>> START RECORDS SHOWN

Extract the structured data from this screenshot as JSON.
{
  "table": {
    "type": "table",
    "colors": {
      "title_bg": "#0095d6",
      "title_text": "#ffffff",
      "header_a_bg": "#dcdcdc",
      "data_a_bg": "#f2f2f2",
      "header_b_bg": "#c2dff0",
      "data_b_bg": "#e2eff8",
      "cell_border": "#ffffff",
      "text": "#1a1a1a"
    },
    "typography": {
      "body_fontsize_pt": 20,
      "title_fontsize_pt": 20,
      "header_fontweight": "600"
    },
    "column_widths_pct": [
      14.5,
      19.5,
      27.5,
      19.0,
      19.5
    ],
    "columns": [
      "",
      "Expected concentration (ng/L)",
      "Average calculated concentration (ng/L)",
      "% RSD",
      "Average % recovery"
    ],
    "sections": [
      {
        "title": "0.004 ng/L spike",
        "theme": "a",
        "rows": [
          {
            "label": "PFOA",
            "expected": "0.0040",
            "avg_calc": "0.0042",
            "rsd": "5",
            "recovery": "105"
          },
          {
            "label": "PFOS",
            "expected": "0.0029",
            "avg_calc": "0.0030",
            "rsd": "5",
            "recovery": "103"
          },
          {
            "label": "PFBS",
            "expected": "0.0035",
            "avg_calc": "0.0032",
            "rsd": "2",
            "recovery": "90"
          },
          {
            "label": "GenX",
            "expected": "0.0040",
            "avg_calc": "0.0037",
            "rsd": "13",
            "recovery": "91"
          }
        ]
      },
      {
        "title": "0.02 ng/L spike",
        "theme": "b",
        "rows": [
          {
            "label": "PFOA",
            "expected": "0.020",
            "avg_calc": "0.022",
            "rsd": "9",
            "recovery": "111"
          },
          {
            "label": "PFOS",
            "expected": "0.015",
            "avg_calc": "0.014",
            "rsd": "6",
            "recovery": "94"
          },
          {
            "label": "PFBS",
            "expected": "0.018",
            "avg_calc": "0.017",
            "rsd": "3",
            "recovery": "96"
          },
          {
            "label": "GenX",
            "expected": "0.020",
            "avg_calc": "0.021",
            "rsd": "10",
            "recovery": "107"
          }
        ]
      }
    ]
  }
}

>> END RECORDS SHOWN
>> START RECORDS SHOWN

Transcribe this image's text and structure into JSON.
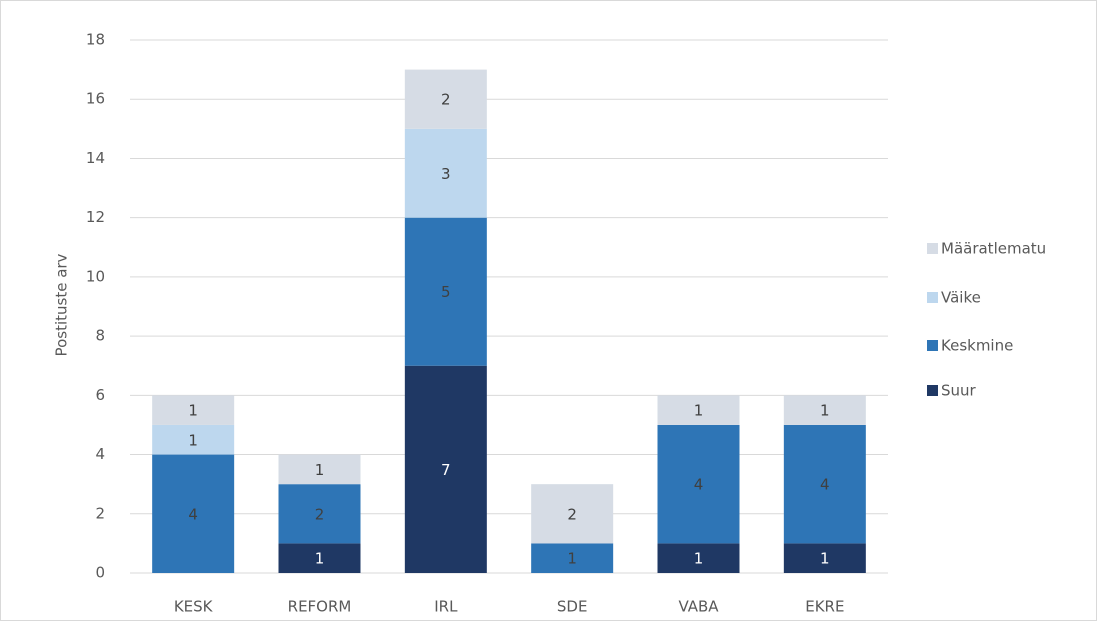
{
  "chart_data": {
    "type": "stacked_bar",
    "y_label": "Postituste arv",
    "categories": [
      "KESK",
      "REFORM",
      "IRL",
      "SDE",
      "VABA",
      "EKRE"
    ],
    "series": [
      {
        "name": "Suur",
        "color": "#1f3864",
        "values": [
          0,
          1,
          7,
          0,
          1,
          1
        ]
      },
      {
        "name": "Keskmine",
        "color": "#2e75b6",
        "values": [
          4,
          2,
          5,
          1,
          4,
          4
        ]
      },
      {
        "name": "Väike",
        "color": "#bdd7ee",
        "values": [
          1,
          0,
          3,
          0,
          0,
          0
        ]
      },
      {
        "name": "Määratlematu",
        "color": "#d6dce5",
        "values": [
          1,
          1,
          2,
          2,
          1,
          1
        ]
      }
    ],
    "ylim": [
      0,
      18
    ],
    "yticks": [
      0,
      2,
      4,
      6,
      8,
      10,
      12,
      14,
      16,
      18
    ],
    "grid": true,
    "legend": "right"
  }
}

>> END RECORDS SHOWN
>> START RECORDS SHOWN

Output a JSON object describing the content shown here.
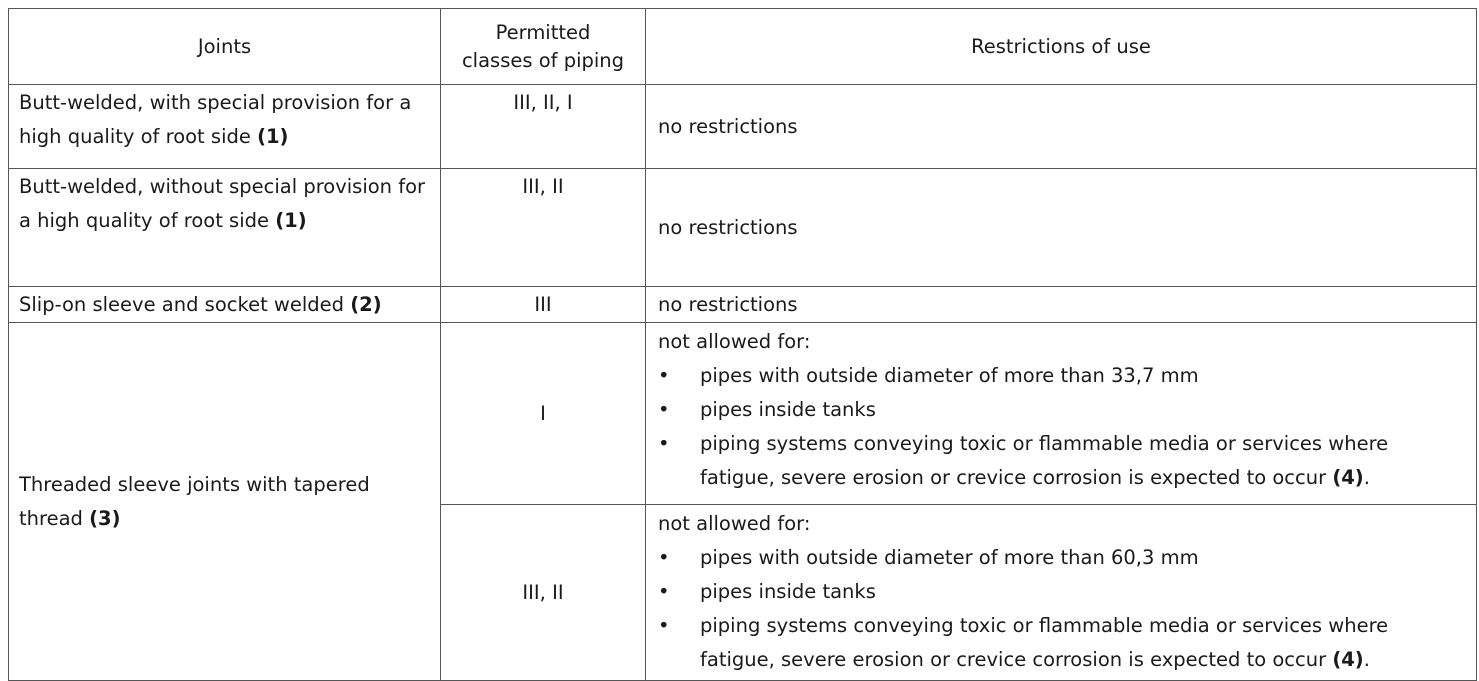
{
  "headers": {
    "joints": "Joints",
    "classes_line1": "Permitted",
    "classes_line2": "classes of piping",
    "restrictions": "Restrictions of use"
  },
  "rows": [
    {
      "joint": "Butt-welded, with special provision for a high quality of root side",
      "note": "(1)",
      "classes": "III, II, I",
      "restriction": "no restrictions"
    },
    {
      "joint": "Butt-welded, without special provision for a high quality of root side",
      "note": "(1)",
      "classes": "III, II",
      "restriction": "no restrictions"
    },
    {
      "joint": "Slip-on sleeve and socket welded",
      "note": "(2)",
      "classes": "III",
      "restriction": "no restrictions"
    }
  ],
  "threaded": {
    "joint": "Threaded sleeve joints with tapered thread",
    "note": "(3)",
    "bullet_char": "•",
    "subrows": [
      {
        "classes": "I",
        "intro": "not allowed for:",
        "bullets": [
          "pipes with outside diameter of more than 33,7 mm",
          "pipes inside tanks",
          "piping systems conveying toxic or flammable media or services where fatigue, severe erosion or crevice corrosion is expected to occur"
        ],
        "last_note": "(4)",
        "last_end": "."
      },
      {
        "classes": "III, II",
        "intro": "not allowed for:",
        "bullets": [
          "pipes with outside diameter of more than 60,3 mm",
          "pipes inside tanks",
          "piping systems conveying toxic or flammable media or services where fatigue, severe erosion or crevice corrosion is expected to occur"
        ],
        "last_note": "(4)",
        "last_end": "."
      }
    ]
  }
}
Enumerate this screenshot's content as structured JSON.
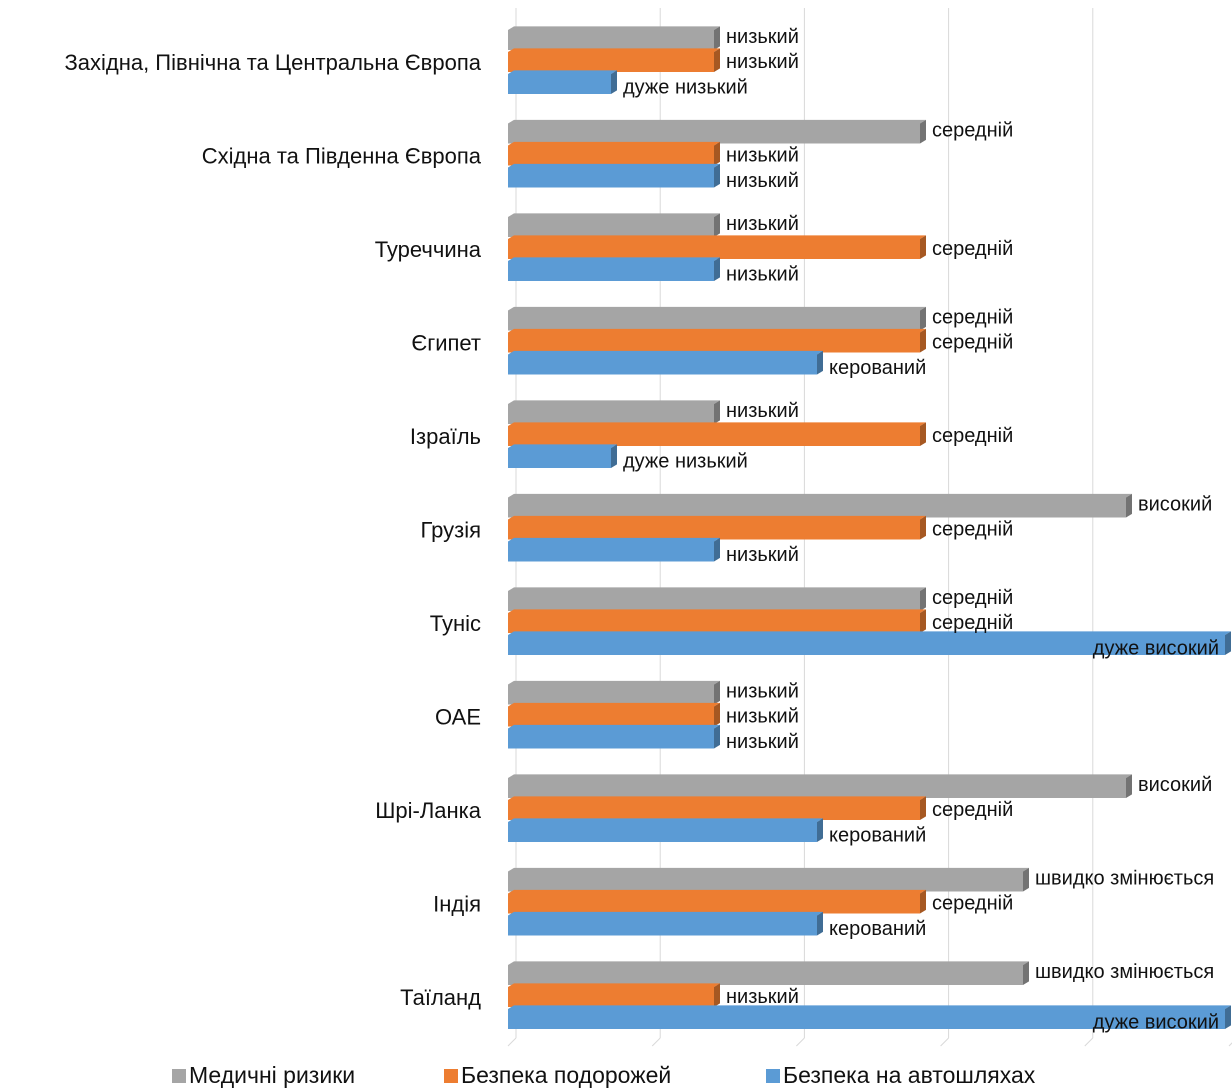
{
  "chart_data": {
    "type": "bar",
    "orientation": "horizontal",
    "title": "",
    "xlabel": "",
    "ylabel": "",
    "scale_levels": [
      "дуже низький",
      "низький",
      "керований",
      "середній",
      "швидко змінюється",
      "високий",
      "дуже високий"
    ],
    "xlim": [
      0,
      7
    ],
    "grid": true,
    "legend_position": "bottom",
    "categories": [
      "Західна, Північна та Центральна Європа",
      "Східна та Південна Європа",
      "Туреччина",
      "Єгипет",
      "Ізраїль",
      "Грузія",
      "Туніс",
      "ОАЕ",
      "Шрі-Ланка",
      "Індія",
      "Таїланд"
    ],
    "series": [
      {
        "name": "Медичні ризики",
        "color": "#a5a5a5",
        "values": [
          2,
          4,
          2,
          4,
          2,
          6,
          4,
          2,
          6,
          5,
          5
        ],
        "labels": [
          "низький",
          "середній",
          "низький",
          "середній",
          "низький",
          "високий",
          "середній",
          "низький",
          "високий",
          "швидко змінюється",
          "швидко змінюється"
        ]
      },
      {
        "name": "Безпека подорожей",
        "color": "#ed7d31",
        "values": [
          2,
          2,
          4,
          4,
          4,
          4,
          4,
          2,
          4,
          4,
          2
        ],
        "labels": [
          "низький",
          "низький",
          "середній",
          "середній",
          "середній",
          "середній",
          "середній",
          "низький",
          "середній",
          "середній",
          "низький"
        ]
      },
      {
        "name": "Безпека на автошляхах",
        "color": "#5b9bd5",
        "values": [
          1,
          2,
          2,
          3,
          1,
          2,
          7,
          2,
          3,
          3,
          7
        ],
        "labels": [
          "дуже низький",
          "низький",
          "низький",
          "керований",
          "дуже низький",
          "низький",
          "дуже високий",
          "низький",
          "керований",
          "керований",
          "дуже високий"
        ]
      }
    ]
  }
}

>> END RECORDS SHOWN

THE EXERCISE = Copy out every line of the material above that mentions the word "recovery".

ANSWER BELOW =
      "Average % recovery"
            "recovery": "105"
            "recovery": "103"
            "recovery": "90"
            "recovery": "91"
            "recovery": "111"
            "recovery": "94"
            "recovery": "96"
            "recovery": "107"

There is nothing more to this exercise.